[Task] What follows is a listing. Write it all out exactly.

------ Exercise inputs

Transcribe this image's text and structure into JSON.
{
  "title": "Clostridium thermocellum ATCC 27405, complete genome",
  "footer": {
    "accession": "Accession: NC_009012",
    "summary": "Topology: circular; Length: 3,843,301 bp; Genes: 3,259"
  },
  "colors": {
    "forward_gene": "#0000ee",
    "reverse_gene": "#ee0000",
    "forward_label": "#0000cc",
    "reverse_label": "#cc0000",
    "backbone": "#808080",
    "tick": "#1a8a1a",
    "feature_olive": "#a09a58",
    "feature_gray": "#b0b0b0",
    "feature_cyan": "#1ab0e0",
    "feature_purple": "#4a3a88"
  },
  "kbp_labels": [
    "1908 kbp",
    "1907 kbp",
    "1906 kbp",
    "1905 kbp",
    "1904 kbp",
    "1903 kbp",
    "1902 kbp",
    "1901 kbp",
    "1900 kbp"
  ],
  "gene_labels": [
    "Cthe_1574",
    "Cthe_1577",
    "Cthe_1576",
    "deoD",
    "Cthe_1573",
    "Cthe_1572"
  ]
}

------------

[Your response]
Transcribe this image's text and structure into JSON.
{
  "title": "Clostridium thermocellum ATCC 27405, complete genome",
  "footer": {
    "accession": "Accession: NC_009012",
    "summary": "Topology: circular; Length: 3,843,301 bp; Genes: 3,259"
  },
  "colors": {
    "forward_gene": "#0000ee",
    "reverse_gene": "#ee0000",
    "forward_label": "#0000cc",
    "reverse_label": "#cc0000",
    "backbone": "#808080",
    "tick": "#1a8a1a",
    "feature_olive": "#a09a58",
    "feature_gray": "#b0b0b0",
    "feature_cyan": "#1ab0e0",
    "feature_purple": "#4a3a88"
  },
  "kbp_labels": [
    "1908 kbp",
    "1907 kbp",
    "1906 kbp",
    "1905 kbp",
    "1904 kbp",
    "1903 kbp",
    "1902 kbp",
    "1901 kbp",
    "1900 kbp"
  ],
  "gene_labels": [
    "Cthe_1574",
    "Cthe_1577",
    "Cthe_1576",
    "deoD",
    "Cthe_1573",
    "Cthe_1572"
  ]
}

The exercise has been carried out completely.